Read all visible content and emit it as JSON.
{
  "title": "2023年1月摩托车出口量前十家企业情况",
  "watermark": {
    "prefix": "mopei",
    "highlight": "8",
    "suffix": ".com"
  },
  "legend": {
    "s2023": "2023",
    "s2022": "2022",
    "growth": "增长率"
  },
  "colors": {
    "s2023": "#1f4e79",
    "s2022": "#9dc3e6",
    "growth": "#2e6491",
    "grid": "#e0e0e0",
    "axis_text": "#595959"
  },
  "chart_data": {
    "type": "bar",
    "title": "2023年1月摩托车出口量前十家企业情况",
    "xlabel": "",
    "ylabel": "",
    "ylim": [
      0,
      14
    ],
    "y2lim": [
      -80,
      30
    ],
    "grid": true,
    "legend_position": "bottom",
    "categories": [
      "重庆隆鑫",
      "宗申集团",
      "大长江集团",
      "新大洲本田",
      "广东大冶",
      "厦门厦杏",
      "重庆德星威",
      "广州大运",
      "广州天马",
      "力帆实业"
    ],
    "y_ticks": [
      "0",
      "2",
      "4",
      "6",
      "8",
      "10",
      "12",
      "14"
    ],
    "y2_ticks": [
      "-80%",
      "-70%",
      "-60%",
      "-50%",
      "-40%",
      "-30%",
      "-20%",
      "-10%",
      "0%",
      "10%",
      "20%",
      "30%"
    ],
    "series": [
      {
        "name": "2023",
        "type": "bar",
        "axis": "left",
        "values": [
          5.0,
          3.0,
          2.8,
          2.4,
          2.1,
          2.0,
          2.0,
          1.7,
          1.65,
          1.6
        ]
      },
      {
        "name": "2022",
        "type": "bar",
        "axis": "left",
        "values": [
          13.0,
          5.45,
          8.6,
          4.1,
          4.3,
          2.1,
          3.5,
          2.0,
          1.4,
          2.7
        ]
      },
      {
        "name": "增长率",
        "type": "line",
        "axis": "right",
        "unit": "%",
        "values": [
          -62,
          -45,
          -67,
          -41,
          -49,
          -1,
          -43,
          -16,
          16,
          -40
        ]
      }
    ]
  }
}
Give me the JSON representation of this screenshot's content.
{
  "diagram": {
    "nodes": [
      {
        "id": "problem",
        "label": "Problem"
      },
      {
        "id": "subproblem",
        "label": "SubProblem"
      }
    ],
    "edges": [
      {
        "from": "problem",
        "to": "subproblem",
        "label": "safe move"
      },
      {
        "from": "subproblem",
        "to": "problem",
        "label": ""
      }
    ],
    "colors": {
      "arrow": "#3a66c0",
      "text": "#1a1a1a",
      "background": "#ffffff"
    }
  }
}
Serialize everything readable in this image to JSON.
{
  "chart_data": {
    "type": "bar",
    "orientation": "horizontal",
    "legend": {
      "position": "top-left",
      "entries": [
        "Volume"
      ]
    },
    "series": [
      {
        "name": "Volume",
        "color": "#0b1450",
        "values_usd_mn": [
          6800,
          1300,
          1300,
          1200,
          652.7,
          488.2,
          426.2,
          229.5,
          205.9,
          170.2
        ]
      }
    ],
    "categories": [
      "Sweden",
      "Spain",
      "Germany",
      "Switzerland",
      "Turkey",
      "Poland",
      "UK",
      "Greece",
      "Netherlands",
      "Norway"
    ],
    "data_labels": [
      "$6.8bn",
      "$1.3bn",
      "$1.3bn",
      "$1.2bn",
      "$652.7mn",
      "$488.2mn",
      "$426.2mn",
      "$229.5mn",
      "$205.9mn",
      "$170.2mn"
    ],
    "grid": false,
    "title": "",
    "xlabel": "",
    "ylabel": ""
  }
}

────────────────────────────────────────

◆ WRITTEN PROBLEM: Check each line above for the string "JSON" and show the ones that have it.

◆ EXPECTED ANSWER:
Read all visible content and emit it as JSON.
Give me the JSON representation of this screenshot's content.
Serialize everything readable in this image to JSON.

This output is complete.